§ **Short exercise**: Quote the records that follow in full and exactly; leave out the pictures.

§ **Extracted records**:
------------

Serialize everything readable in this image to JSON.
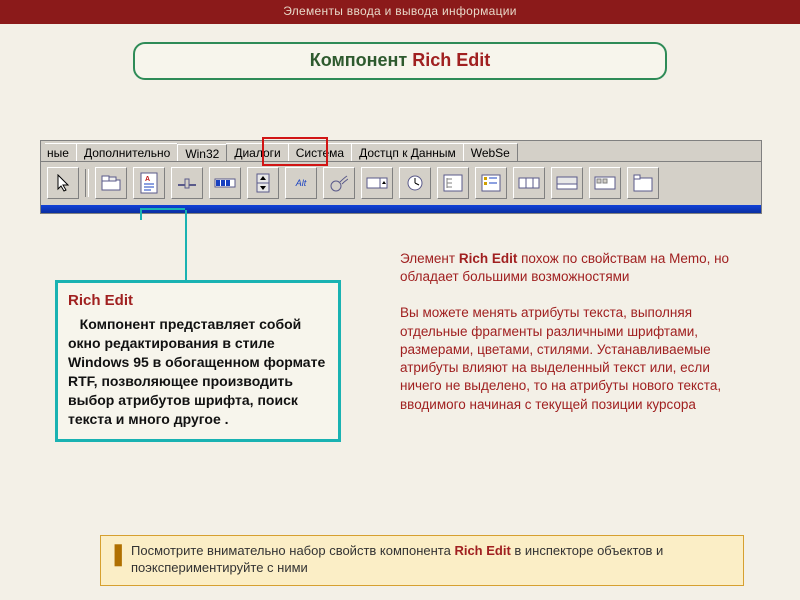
{
  "topbar": "Элементы ввода и вывода информации",
  "title": {
    "part1": "Компонент ",
    "part2": "Rich Edit"
  },
  "tabs": {
    "t0": "ные",
    "t1": "Дополнительно",
    "t2": "Win32",
    "t3": "Диалоги",
    "t4": "Система",
    "t5": "Достцп к Данным",
    "t6": "WebSe"
  },
  "toolbar_icons": [
    "cursor-icon",
    "tab-control-icon",
    "richedit-icon",
    "trackbar-icon",
    "progressbar-icon",
    "updown-icon",
    "hotkey-icon",
    "animate-icon",
    "datetime-icon",
    "monthcal-icon",
    "treeview-icon",
    "listview-icon",
    "header-icon",
    "statusbar-icon",
    "toolbar-icon",
    "pagecontrol-icon"
  ],
  "desc": {
    "heading": "Rich Edit",
    "body": "Компонент представляет собой окно редактирования в стиле Windows 95 в обогащенном формате RTF, позволяющее производить выбор атрибутов шрифта, поиск текста и много другое ."
  },
  "right": {
    "p1a": "Элемент ",
    "p1b": "Rich Edit",
    "p1c": " похож по свойствам на Memo, но обладает большими возможностями",
    "p2": "Вы можете менять атрибуты текста, выполняя отдельные фрагменты различными шрифтами, размерами, цветами, стилями. Устанавливаемые атрибуты влияют на выделенный текст или, если ничего не выделено, то на атрибуты нового текста, вводимого начиная с текущей позиции курсора"
  },
  "note": {
    "t1": "Посмотрите внимательно набор свойств компонента ",
    "t2": "Rich Edit",
    "t3": " в инспекторе объектов и поэкспериментируйте с ними"
  }
}
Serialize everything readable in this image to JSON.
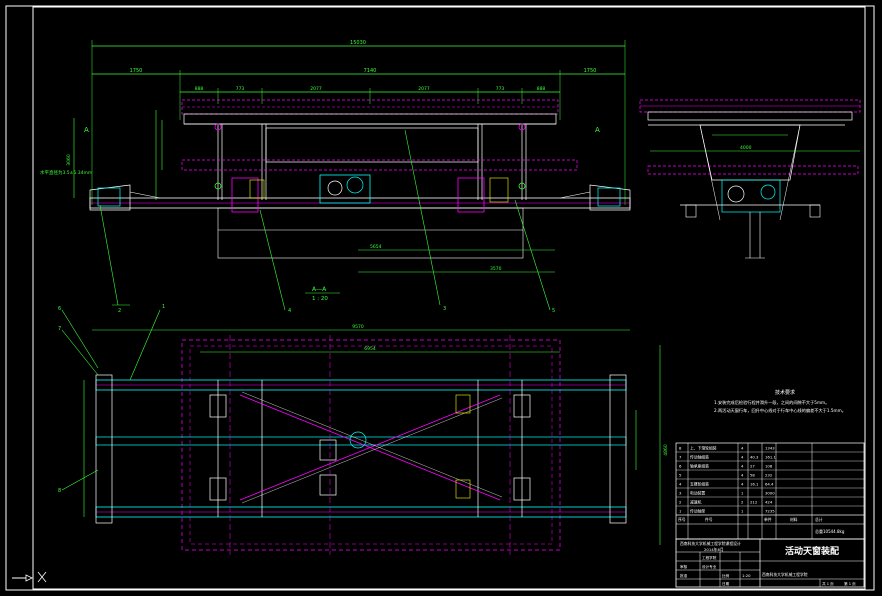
{
  "drawing": {
    "title": "活动天窗装配",
    "section_label": "A—A",
    "section_scale": "1 : 20",
    "section_marker": "A",
    "dimensions": {
      "overall_width": "15030",
      "left_overhang": "1750",
      "middle_span": "7140",
      "right_overhang": "1750",
      "seg_a": "888",
      "seg_b": "773",
      "seg_c": "2077",
      "seg_d": "2077",
      "seg_e": "773",
      "seg_f": "888",
      "inner_span": "5654",
      "offset_span": "3570",
      "plan_width": "9570",
      "plan_inner": "6954",
      "side_span": "4000",
      "left_height": "3060",
      "right_height": "4860",
      "level_note": "水平直径为3.5±5.34mm"
    },
    "callouts": [
      "1",
      "2",
      "3",
      "4",
      "5",
      "6",
      "7",
      "8"
    ],
    "notes": {
      "heading": "技术要求",
      "line1": "1.安装完成后检验行程并滑升一段，之间的间隙不大于5mm。",
      "line2": "2.两活动天窗行车，回升中心线对于行车中心线的偏差不大于1.5mm。"
    },
    "bom": [
      {
        "no": "8",
        "name": "上、下滑轮组装",
        "qty": "4",
        "w1": "",
        "w2": "1343"
      },
      {
        "no": "7",
        "name": "传动轴组装",
        "qty": "4",
        "w1": "40.3",
        "w2": "161.1"
      },
      {
        "no": "6",
        "name": "轴承座组装",
        "qty": "4",
        "w1": "27",
        "w2": "108"
      },
      {
        "no": "5",
        "name": "",
        "qty": "4",
        "w1": "58",
        "w2": "232"
      },
      {
        "no": "4",
        "name": "支撑轮组装",
        "qty": "4",
        "w1": "16.1",
        "w2": "64.4"
      },
      {
        "no": "3",
        "name": "电动装置",
        "qty": "1",
        "w1": "",
        "w2": "3000"
      },
      {
        "no": "2",
        "name": "减速机",
        "qty": "2",
        "w1": "212",
        "w2": "424"
      },
      {
        "no": "1",
        "name": "传动轴架",
        "qty": "1",
        "w1": "",
        "w2": "7235"
      }
    ],
    "bom_header": {
      "h1": "序号",
      "h2": "件号",
      "h3": "材料",
      "h4": "单件",
      "h5": "总计"
    },
    "bom_footer": "总重10544.8kg",
    "titleblock": {
      "school": "西南科技大学机械工程学院课程设计",
      "year": "2014年6月",
      "r1": "工程学院",
      "r2": "设计专业",
      "r3": "比例",
      "scale": "1:20",
      "r4": "审核",
      "r5": "批准",
      "r6": "日期",
      "desc": "西南科技大学机械工程学院",
      "sheet": "共 1 页",
      "page": "第 1 页"
    },
    "colors": {
      "background": "#000000",
      "frame": "#ffffff",
      "dimension": "#39ff39",
      "hidden": "#ff00ff",
      "centerline": "#ff3030",
      "part": "#00ffff",
      "yellow": "#ffff00"
    }
  }
}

------------

§ **Written answer**:
Serialize everything readable in this image to JSON.
{
  "topbar": "Элементы ввода и вывода информации",
  "title": {
    "part1": "Компонент ",
    "part2": "Rich Edit"
  },
  "tabs": {
    "t0": "ные",
    "t1": "Дополнительно",
    "t2": "Win32",
    "t3": "Диалоги",
    "t4": "Система",
    "t5": "Достцп к Данным",
    "t6": "WebSe"
  },
  "toolbar_icons": [
    "cursor-icon",
    "tab-control-icon",
    "richedit-icon",
    "trackbar-icon",
    "progressbar-icon",
    "updown-icon",
    "hotkey-icon",
    "animate-icon",
    "datetime-icon",
    "monthcal-icon",
    "treeview-icon",
    "listview-icon",
    "header-icon",
    "statusbar-icon",
    "toolbar-icon",
    "pagecontrol-icon"
  ],
  "desc": {
    "heading": "Rich Edit",
    "body": "Компонент представляет собой окно редактирования в стиле Windows 95 в обогащенном формате RTF, позволяющее производить выбор атрибутов шрифта, поиск текста и много другое ."
  },
  "right": {
    "p1a": "Элемент ",
    "p1b": "Rich Edit",
    "p1c": " похож по свойствам на Memo, но обладает большими возможностями",
    "p2": "Вы можете менять атрибуты текста, выполняя отдельные фрагменты различными шрифтами, размерами, цветами, стилями. Устанавливаемые атрибуты влияют на выделенный текст или, если ничего не выделено, то на атрибуты нового текста, вводимого начиная с текущей позиции курсора"
  },
  "note": {
    "t1": "Посмотрите внимательно набор свойств компонента ",
    "t2": "Rich Edit",
    "t3": " в инспекторе объектов и поэкспериментируйте с ними"
  }
}
Serialize everything readable in this image to JSON.
{
  "drawing": {
    "title": "活动天窗装配",
    "section_label": "A—A",
    "section_scale": "1 : 20",
    "section_marker": "A",
    "dimensions": {
      "overall_width": "15030",
      "left_overhang": "1750",
      "middle_span": "7140",
      "right_overhang": "1750",
      "seg_a": "888",
      "seg_b": "773",
      "seg_c": "2077",
      "seg_d": "2077",
      "seg_e": "773",
      "seg_f": "888",
      "inner_span": "5654",
      "offset_span": "3570",
      "plan_width": "9570",
      "plan_inner": "6954",
      "side_span": "4000",
      "left_height": "3060",
      "right_height": "4860",
      "level_note": "水平直径为3.5±5.34mm"
    },
    "callouts": [
      "1",
      "2",
      "3",
      "4",
      "5",
      "6",
      "7",
      "8"
    ],
    "notes": {
      "heading": "技术要求",
      "line1": "1.安装完成后检验行程并滑升一段，之间的间隙不大于5mm。",
      "line2": "2.两活动天窗行车，回升中心线对于行车中心线的偏差不大于1.5mm。"
    },
    "bom": [
      {
        "no": "8",
        "name": "上、下滑轮组装",
        "qty": "4",
        "w1": "",
        "w2": "1343"
      },
      {
        "no": "7",
        "name": "传动轴组装",
        "qty": "4",
        "w1": "40.3",
        "w2": "161.1"
      },
      {
        "no": "6",
        "name": "轴承座组装",
        "qty": "4",
        "w1": "27",
        "w2": "108"
      },
      {
        "no": "5",
        "name": "",
        "qty": "4",
        "w1": "58",
        "w2": "232"
      },
      {
        "no": "4",
        "name": "支撑轮组装",
        "qty": "4",
        "w1": "16.1",
        "w2": "64.4"
      },
      {
        "no": "3",
        "name": "电动装置",
        "qty": "1",
        "w1": "",
        "w2": "3000"
      },
      {
        "no": "2",
        "name": "减速机",
        "qty": "2",
        "w1": "212",
        "w2": "424"
      },
      {
        "no": "1",
        "name": "传动轴架",
        "qty": "1",
        "w1": "",
        "w2": "7235"
      }
    ],
    "bom_header": {
      "h1": "序号",
      "h2": "件号",
      "h3": "材料",
      "h4": "单件",
      "h5": "总计"
    },
    "bom_footer": "总重10544.8kg",
    "titleblock": {
      "school": "西南科技大学机械工程学院课程设计",
      "year": "2014年6月",
      "r1": "工程学院",
      "r2": "设计专业",
      "r3": "比例",
      "scale": "1:20",
      "r4": "审核",
      "r5": "批准",
      "r6": "日期",
      "desc": "西南科技大学机械工程学院",
      "sheet": "共 1 页",
      "page": "第 1 页"
    },
    "colors": {
      "background": "#000000",
      "frame": "#ffffff",
      "dimension": "#39ff39",
      "hidden": "#ff00ff",
      "centerline": "#ff3030",
      "part": "#00ffff",
      "yellow": "#ffff00"
    }
  }
}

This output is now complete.